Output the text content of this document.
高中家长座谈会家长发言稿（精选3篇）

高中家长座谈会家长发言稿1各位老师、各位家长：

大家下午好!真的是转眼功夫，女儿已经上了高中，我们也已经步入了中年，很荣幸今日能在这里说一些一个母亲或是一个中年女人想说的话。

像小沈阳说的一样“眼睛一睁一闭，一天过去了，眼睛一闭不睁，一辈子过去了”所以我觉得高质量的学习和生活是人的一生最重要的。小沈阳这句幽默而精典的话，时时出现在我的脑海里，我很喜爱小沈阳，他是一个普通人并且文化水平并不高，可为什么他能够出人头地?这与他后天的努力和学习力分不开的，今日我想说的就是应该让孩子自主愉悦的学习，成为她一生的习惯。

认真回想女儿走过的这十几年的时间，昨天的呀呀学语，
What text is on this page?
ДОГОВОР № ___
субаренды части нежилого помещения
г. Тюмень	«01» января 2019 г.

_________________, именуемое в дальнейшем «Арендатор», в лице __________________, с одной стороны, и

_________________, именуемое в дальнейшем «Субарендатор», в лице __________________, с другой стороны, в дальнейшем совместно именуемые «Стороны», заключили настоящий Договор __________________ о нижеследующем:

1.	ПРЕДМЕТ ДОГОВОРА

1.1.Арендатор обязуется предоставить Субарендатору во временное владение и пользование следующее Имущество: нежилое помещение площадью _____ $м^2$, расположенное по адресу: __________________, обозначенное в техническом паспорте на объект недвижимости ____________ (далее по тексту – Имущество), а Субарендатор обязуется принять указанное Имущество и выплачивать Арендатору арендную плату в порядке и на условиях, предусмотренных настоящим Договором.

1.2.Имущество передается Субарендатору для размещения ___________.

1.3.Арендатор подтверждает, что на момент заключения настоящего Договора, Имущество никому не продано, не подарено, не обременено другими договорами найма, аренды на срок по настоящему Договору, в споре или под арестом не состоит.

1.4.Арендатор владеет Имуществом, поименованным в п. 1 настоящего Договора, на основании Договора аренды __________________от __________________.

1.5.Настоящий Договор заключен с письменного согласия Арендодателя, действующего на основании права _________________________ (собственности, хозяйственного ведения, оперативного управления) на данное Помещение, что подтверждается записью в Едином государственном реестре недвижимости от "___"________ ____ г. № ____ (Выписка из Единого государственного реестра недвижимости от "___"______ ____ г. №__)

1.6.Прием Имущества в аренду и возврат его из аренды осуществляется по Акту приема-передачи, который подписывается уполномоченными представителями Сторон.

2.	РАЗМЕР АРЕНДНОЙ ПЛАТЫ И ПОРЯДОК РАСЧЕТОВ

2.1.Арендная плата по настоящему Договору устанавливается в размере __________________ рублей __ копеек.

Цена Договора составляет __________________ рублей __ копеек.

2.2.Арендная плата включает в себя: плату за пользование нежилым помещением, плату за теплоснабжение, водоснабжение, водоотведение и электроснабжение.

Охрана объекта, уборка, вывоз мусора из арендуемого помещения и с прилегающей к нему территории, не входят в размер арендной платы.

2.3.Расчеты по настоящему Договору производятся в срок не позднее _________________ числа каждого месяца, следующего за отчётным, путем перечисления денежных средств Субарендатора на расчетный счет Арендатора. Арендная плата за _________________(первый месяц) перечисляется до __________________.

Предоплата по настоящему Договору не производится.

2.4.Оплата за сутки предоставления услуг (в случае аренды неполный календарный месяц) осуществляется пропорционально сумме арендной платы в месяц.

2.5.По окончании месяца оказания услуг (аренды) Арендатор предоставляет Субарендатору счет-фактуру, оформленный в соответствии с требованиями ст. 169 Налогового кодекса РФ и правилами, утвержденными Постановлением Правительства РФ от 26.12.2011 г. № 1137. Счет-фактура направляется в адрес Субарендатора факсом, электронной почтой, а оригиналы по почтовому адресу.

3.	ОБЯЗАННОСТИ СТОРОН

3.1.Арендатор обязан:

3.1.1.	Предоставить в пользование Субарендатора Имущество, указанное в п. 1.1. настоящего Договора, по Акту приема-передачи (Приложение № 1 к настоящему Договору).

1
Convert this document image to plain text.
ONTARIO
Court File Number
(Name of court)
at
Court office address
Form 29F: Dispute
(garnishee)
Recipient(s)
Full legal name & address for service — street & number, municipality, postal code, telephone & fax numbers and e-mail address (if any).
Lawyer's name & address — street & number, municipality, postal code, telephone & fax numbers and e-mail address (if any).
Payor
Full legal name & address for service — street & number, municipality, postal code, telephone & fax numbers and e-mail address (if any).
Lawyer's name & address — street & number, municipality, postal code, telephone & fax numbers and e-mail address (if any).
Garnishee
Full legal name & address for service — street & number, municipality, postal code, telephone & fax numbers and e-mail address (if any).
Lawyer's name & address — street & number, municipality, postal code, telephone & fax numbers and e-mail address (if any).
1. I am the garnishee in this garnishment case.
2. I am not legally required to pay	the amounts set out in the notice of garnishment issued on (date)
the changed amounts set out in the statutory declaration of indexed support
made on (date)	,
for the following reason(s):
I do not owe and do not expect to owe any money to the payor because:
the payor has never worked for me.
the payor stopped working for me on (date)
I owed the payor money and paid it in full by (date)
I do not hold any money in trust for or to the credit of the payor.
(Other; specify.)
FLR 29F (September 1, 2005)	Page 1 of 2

## AIM OF THE TASK
Only the number is wanted: how many lines in the preceding entries hold the string "стороны"?

## WRITTEN SOLUTION
2